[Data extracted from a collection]
## Begin

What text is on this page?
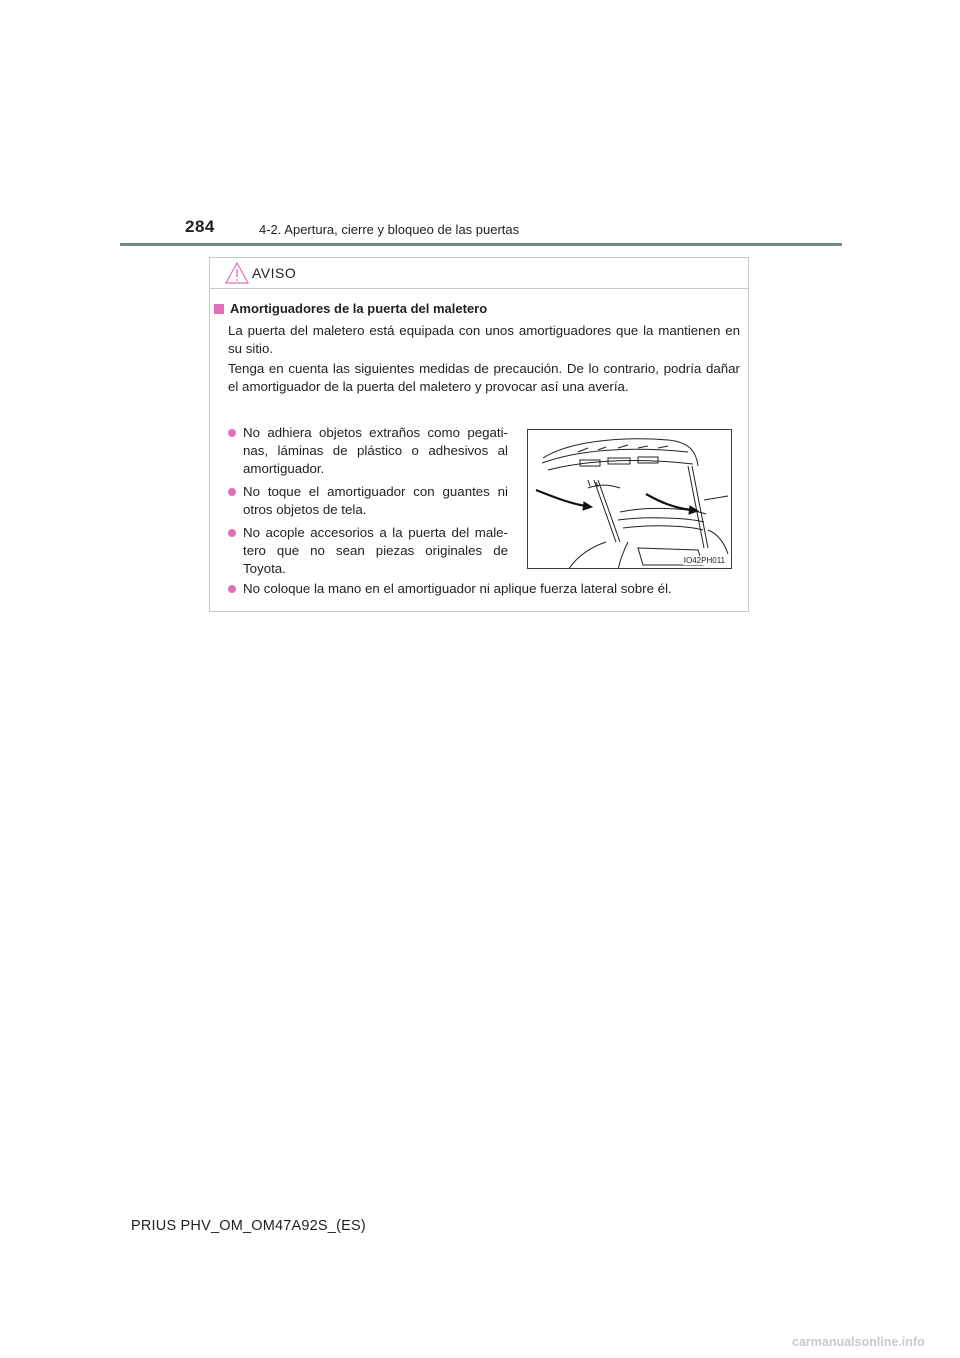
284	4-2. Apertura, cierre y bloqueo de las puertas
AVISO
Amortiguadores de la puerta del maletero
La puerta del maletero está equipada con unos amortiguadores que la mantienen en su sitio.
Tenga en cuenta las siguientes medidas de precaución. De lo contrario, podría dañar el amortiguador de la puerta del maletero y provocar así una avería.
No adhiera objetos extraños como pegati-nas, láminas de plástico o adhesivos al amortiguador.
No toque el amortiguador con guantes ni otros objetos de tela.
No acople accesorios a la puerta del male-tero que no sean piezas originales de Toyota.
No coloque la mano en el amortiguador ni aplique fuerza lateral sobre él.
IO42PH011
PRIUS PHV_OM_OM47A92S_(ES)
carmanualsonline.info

## End
## Begin

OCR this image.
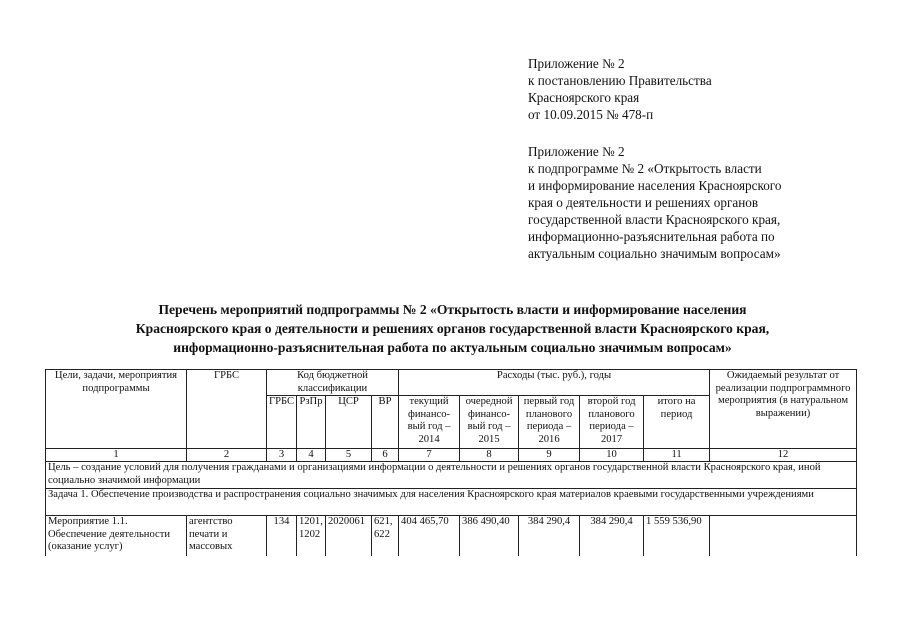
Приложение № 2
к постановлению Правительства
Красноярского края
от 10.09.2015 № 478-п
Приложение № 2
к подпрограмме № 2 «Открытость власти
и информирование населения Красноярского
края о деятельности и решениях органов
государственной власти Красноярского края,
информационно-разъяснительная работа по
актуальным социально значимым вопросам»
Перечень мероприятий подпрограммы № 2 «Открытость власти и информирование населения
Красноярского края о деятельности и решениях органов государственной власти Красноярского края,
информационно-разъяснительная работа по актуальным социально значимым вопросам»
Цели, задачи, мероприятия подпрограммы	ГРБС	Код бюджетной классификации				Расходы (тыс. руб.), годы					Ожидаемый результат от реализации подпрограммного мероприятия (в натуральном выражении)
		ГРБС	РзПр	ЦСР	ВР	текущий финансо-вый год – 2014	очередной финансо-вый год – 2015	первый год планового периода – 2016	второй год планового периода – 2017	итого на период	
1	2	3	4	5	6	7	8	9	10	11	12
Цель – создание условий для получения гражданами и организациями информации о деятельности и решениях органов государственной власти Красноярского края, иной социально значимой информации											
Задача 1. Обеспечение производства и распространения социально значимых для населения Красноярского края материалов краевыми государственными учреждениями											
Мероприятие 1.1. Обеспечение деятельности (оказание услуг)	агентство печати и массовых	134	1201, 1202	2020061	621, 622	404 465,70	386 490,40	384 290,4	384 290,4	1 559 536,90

## End
## Begin

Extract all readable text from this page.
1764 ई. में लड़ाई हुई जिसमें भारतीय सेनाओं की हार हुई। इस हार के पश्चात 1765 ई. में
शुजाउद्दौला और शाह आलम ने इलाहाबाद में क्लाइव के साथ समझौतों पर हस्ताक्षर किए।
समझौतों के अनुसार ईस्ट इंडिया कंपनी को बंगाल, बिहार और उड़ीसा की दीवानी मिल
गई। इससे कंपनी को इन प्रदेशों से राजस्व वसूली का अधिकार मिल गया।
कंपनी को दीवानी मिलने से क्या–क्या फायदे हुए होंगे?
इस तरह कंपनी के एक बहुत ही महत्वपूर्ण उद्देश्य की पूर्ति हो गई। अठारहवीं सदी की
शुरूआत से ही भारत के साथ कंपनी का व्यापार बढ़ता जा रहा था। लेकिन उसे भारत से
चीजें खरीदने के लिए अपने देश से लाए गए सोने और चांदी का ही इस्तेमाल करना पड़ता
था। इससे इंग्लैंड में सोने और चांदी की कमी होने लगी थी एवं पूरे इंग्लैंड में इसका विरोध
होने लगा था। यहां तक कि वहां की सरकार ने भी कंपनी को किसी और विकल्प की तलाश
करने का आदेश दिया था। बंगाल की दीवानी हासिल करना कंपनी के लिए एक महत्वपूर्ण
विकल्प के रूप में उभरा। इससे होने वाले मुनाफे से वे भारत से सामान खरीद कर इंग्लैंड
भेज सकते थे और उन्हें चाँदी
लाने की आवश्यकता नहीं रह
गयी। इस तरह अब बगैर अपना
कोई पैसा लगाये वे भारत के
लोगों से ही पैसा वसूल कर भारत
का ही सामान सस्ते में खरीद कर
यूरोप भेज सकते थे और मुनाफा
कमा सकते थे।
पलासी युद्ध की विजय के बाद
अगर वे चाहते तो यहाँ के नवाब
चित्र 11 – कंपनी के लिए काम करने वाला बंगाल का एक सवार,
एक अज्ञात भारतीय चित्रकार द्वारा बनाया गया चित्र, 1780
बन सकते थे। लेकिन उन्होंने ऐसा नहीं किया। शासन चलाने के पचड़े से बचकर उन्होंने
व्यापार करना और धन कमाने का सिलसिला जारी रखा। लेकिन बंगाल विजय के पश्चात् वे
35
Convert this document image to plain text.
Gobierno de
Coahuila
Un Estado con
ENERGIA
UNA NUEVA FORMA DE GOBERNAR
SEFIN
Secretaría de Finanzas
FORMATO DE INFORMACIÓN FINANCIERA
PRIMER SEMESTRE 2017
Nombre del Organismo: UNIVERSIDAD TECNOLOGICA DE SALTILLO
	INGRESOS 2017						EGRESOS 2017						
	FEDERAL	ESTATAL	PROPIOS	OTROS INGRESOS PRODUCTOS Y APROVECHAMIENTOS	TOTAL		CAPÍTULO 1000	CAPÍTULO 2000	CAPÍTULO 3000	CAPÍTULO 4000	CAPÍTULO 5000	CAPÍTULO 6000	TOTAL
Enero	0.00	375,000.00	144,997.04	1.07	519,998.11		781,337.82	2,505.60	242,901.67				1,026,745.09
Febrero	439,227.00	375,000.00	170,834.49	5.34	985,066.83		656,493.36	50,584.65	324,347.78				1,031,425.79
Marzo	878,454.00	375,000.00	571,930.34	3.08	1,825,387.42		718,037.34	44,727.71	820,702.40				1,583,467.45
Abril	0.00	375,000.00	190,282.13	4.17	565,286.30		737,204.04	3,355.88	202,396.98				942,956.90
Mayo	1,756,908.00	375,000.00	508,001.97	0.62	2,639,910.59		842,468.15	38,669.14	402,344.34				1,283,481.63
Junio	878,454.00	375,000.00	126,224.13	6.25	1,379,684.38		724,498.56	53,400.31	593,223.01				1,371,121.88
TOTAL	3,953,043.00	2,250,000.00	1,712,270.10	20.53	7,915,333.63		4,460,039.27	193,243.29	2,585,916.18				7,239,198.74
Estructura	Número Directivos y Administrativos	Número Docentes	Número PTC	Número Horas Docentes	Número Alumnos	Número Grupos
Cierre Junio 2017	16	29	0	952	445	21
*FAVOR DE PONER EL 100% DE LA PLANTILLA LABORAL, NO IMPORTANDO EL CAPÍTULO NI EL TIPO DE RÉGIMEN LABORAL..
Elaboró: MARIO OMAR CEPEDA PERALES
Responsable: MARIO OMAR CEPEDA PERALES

## End

### Task goal
Collect the lines of the records that include the string "ГРБС".

### Final answer
Цели, задачи, мероприятия подпрограммы	ГРБС	Код бюджетной классификации				Расходы (тыс. руб.), годы					Ожидаемый результат от реализации подпрограммного мероприятия (в натуральном выражении)
		ГРБС	РзПр	ЦСР	ВР	текущий финансо-вый год – 2014	очередной финансо-вый год – 2015	первый год планового периода – 2016	второй год планового периода – 2017	итого на период	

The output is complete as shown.